start

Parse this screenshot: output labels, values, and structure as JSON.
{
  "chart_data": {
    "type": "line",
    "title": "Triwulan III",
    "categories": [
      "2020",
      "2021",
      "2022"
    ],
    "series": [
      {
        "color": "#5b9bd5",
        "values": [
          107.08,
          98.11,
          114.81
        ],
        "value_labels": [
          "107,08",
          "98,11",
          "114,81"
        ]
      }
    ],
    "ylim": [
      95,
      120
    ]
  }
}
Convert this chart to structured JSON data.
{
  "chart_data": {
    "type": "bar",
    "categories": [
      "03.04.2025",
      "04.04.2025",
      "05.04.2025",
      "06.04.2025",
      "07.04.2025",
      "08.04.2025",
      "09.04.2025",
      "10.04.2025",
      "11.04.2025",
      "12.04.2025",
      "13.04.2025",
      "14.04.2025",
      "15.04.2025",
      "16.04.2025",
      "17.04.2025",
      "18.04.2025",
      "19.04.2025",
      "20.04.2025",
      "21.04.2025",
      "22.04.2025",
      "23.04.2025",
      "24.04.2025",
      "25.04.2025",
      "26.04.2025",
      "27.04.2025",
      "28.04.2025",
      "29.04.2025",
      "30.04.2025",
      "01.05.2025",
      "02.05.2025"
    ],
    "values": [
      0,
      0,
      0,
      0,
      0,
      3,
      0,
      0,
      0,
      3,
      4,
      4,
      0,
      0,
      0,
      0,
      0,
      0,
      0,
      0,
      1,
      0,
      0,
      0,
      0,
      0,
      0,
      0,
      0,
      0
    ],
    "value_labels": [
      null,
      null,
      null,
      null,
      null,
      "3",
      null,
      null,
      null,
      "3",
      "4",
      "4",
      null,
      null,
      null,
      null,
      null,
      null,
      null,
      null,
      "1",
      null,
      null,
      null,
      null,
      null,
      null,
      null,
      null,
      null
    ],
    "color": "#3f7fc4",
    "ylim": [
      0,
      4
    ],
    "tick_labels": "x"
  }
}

end
start

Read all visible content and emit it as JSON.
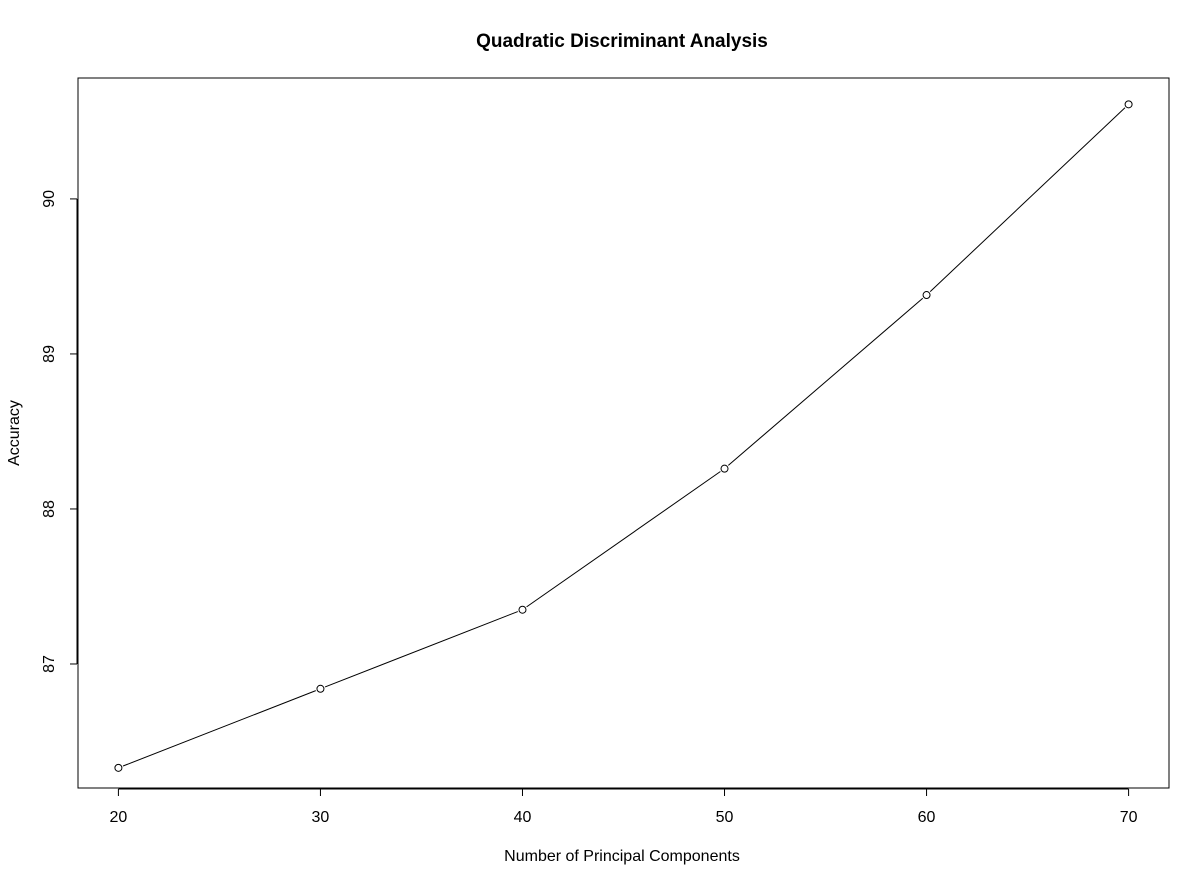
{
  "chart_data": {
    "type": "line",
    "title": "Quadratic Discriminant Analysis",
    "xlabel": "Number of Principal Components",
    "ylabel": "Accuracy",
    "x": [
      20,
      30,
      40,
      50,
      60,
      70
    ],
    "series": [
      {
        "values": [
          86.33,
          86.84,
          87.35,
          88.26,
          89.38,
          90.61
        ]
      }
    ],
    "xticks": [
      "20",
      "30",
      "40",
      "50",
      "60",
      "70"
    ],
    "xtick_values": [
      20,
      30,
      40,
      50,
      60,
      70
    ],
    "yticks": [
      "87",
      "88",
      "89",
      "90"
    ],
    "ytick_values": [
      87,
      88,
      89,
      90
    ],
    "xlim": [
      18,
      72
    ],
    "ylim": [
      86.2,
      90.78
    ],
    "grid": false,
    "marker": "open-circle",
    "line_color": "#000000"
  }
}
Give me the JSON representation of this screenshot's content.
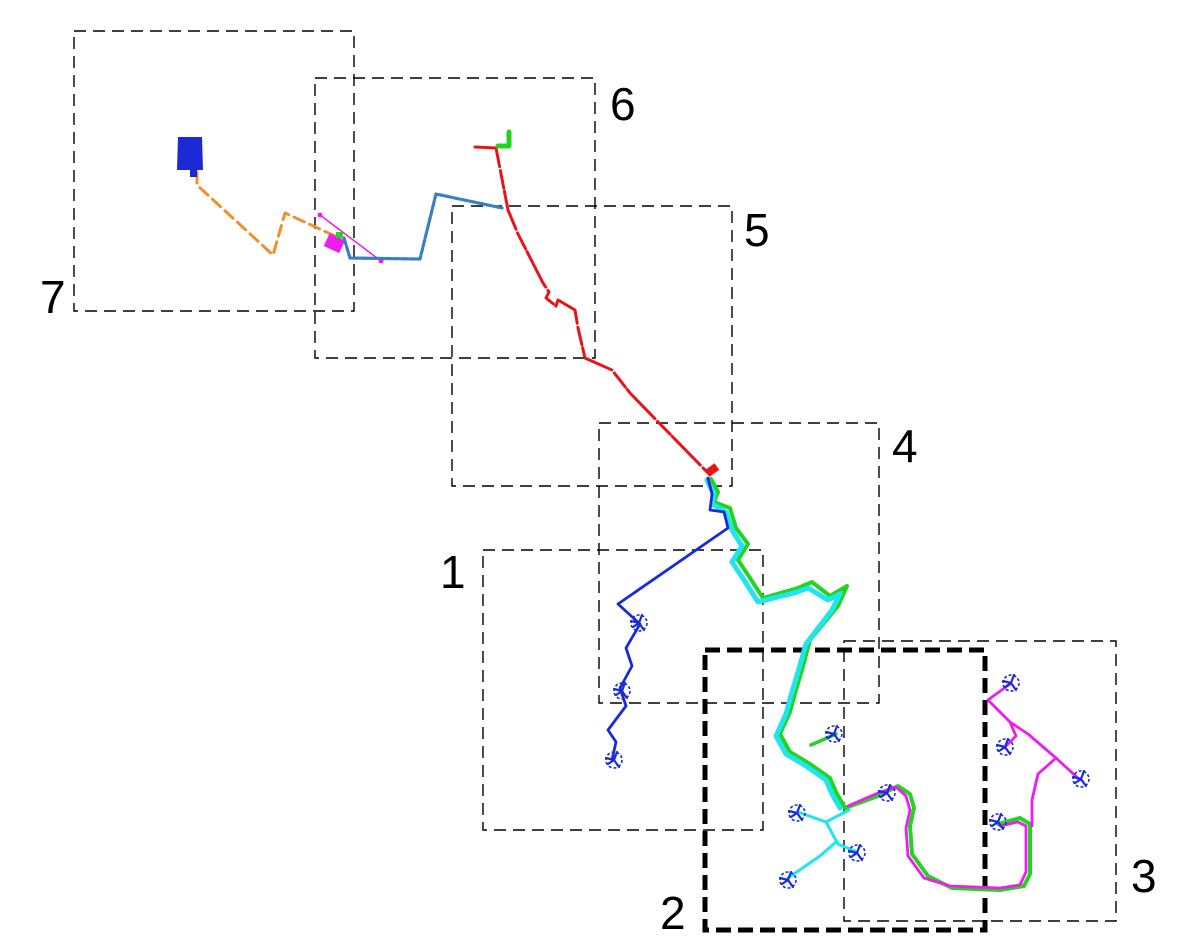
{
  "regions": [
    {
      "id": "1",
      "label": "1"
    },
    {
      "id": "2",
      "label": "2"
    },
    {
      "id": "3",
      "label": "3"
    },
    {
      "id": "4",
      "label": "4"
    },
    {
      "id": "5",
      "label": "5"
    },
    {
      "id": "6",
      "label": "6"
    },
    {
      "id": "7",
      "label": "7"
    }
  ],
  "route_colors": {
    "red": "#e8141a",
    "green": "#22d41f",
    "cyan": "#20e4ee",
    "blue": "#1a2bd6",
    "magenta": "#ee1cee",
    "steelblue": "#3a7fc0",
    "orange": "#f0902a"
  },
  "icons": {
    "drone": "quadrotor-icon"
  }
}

end

• Given request
Only a number is wanted: how many lines contain the word "content"?

• Full response
2